[BEGIN]

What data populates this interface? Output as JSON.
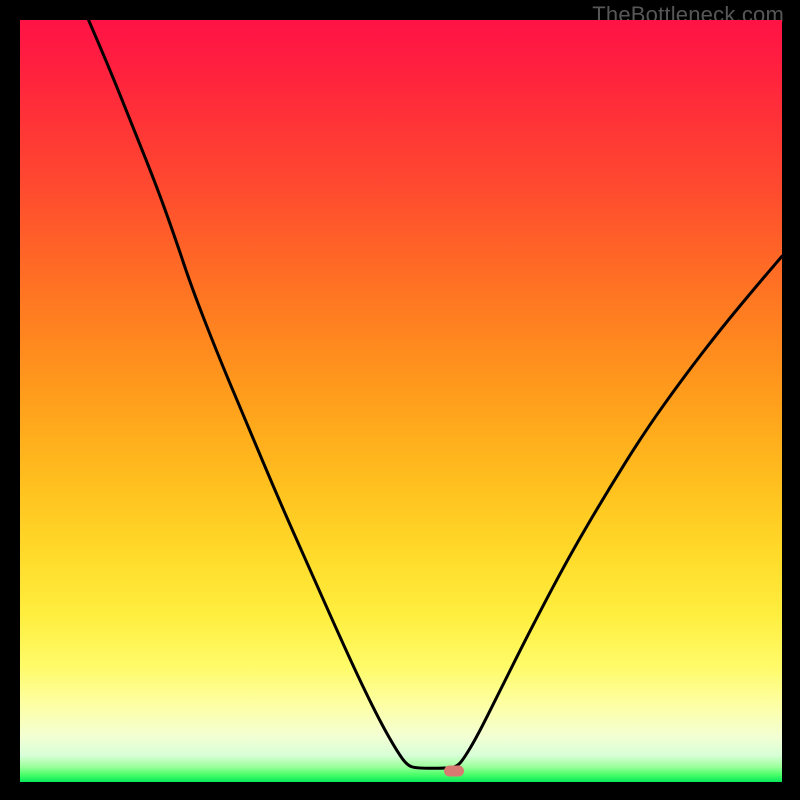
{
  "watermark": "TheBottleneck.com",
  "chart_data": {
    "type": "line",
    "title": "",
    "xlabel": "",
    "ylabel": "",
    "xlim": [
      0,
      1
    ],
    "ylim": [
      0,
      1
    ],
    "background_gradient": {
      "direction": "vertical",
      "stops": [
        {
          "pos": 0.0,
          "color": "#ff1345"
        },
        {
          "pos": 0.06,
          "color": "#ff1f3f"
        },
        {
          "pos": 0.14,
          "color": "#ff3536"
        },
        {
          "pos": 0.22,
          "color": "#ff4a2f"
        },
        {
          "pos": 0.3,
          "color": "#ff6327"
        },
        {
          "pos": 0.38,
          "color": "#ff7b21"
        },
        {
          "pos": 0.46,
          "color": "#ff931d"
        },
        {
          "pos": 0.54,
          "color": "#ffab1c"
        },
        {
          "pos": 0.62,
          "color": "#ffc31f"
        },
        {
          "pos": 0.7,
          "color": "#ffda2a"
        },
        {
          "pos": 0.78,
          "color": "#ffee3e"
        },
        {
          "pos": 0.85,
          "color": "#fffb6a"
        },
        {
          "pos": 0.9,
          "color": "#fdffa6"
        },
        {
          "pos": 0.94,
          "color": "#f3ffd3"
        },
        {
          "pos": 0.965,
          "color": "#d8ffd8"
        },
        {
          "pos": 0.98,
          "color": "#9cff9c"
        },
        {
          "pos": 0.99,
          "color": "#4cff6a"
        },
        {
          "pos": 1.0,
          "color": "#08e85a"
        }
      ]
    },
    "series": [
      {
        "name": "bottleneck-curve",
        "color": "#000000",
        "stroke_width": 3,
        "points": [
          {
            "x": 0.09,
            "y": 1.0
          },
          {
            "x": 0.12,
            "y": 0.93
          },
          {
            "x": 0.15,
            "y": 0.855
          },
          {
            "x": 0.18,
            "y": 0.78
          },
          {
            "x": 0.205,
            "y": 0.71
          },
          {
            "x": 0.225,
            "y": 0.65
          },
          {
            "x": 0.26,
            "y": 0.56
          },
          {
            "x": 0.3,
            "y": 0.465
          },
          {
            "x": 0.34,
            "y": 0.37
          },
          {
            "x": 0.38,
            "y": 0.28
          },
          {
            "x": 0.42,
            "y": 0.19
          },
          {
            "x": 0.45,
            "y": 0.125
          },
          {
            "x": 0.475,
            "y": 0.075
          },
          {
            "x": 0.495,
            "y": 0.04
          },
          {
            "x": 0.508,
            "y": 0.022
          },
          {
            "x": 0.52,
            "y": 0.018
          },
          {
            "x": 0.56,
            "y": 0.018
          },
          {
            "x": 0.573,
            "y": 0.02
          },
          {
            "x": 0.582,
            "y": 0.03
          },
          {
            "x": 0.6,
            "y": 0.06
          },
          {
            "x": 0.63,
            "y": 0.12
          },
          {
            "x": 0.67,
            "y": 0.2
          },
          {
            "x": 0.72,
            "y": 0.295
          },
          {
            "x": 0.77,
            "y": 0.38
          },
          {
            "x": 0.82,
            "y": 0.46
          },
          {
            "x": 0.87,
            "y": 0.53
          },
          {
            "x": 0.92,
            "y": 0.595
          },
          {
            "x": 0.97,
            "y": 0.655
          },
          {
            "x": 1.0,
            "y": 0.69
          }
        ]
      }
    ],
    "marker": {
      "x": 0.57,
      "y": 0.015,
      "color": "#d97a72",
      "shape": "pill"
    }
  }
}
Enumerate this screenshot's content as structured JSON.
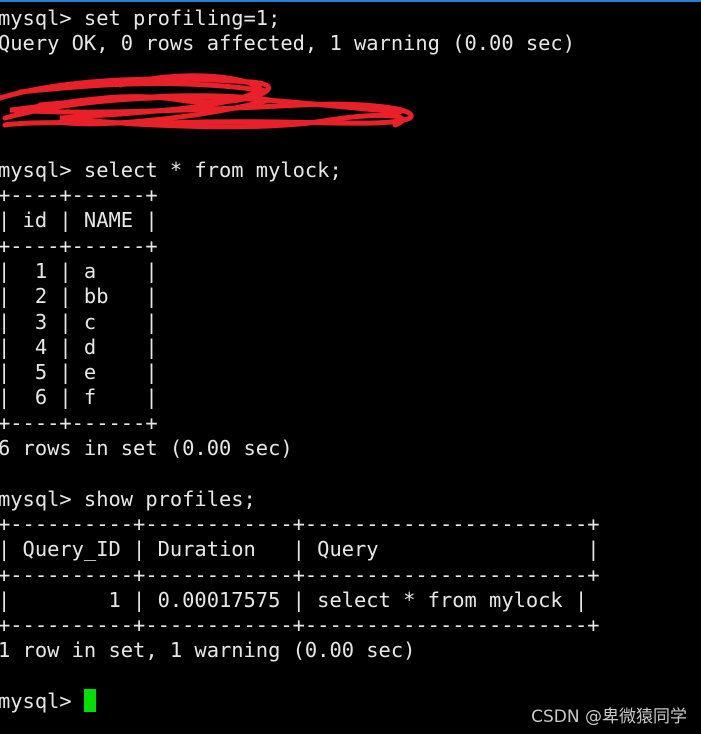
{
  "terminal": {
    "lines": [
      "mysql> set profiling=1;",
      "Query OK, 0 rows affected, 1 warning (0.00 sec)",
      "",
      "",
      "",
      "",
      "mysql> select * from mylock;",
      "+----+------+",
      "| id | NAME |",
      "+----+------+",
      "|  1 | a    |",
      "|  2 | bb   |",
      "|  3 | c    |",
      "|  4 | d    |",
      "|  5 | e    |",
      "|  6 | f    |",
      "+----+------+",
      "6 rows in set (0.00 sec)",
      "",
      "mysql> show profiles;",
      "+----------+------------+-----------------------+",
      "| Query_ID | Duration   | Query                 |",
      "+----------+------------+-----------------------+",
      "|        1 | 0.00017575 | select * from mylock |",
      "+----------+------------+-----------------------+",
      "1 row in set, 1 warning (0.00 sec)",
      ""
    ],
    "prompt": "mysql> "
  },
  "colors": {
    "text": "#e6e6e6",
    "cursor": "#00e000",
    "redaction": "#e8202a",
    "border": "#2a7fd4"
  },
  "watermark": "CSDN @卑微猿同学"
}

[END]

**WORK REQUIRED**. Reproduce the records verbatim, omitting all images they contain.

**THE SOLUTION**.
What data populates this interface? Output as JSON.
{
  "watermark": "TheBottleneck.com",
  "chart_data": {
    "type": "line",
    "title": "",
    "xlabel": "",
    "ylabel": "",
    "xlim": [
      0,
      1
    ],
    "ylim": [
      0,
      1
    ],
    "background_gradient": {
      "direction": "vertical",
      "stops": [
        {
          "pos": 0.0,
          "color": "#ff1345"
        },
        {
          "pos": 0.06,
          "color": "#ff1f3f"
        },
        {
          "pos": 0.14,
          "color": "#ff3536"
        },
        {
          "pos": 0.22,
          "color": "#ff4a2f"
        },
        {
          "pos": 0.3,
          "color": "#ff6327"
        },
        {
          "pos": 0.38,
          "color": "#ff7b21"
        },
        {
          "pos": 0.46,
          "color": "#ff931d"
        },
        {
          "pos": 0.54,
          "color": "#ffab1c"
        },
        {
          "pos": 0.62,
          "color": "#ffc31f"
        },
        {
          "pos": 0.7,
          "color": "#ffda2a"
        },
        {
          "pos": 0.78,
          "color": "#ffee3e"
        },
        {
          "pos": 0.85,
          "color": "#fffb6a"
        },
        {
          "pos": 0.9,
          "color": "#fdffa6"
        },
        {
          "pos": 0.94,
          "color": "#f3ffd3"
        },
        {
          "pos": 0.965,
          "color": "#d8ffd8"
        },
        {
          "pos": 0.98,
          "color": "#9cff9c"
        },
        {
          "pos": 0.99,
          "color": "#4cff6a"
        },
        {
          "pos": 1.0,
          "color": "#08e85a"
        }
      ]
    },
    "series": [
      {
        "name": "bottleneck-curve",
        "color": "#000000",
        "stroke_width": 3,
        "points": [
          {
            "x": 0.09,
            "y": 1.0
          },
          {
            "x": 0.12,
            "y": 0.93
          },
          {
            "x": 0.15,
            "y": 0.855
          },
          {
            "x": 0.18,
            "y": 0.78
          },
          {
            "x": 0.205,
            "y": 0.71
          },
          {
            "x": 0.225,
            "y": 0.65
          },
          {
            "x": 0.26,
            "y": 0.56
          },
          {
            "x": 0.3,
            "y": 0.465
          },
          {
            "x": 0.34,
            "y": 0.37
          },
          {
            "x": 0.38,
            "y": 0.28
          },
          {
            "x": 0.42,
            "y": 0.19
          },
          {
            "x": 0.45,
            "y": 0.125
          },
          {
            "x": 0.475,
            "y": 0.075
          },
          {
            "x": 0.495,
            "y": 0.04
          },
          {
            "x": 0.508,
            "y": 0.022
          },
          {
            "x": 0.52,
            "y": 0.018
          },
          {
            "x": 0.56,
            "y": 0.018
          },
          {
            "x": 0.573,
            "y": 0.02
          },
          {
            "x": 0.582,
            "y": 0.03
          },
          {
            "x": 0.6,
            "y": 0.06
          },
          {
            "x": 0.63,
            "y": 0.12
          },
          {
            "x": 0.67,
            "y": 0.2
          },
          {
            "x": 0.72,
            "y": 0.295
          },
          {
            "x": 0.77,
            "y": 0.38
          },
          {
            "x": 0.82,
            "y": 0.46
          },
          {
            "x": 0.87,
            "y": 0.53
          },
          {
            "x": 0.92,
            "y": 0.595
          },
          {
            "x": 0.97,
            "y": 0.655
          },
          {
            "x": 1.0,
            "y": 0.69
          }
        ]
      }
    ],
    "marker": {
      "x": 0.57,
      "y": 0.015,
      "color": "#d97a72",
      "shape": "pill"
    }
  }
}
Enumerate this screenshot's content as structured JSON.
{
  "terminal": {
    "lines": [
      "mysql> set profiling=1;",
      "Query OK, 0 rows affected, 1 warning (0.00 sec)",
      "",
      "",
      "",
      "",
      "mysql> select * from mylock;",
      "+----+------+",
      "| id | NAME |",
      "+----+------+",
      "|  1 | a    |",
      "|  2 | bb   |",
      "|  3 | c    |",
      "|  4 | d    |",
      "|  5 | e    |",
      "|  6 | f    |",
      "+----+------+",
      "6 rows in set (0.00 sec)",
      "",
      "mysql> show profiles;",
      "+----------+------------+-----------------------+",
      "| Query_ID | Duration   | Query                 |",
      "+----------+------------+-----------------------+",
      "|        1 | 0.00017575 | select * from mylock |",
      "+----------+------------+-----------------------+",
      "1 row in set, 1 warning (0.00 sec)",
      ""
    ],
    "prompt": "mysql> "
  },
  "colors": {
    "text": "#e6e6e6",
    "cursor": "#00e000",
    "redaction": "#e8202a",
    "border": "#2a7fd4"
  },
  "watermark": "CSDN @卑微猿同学"
}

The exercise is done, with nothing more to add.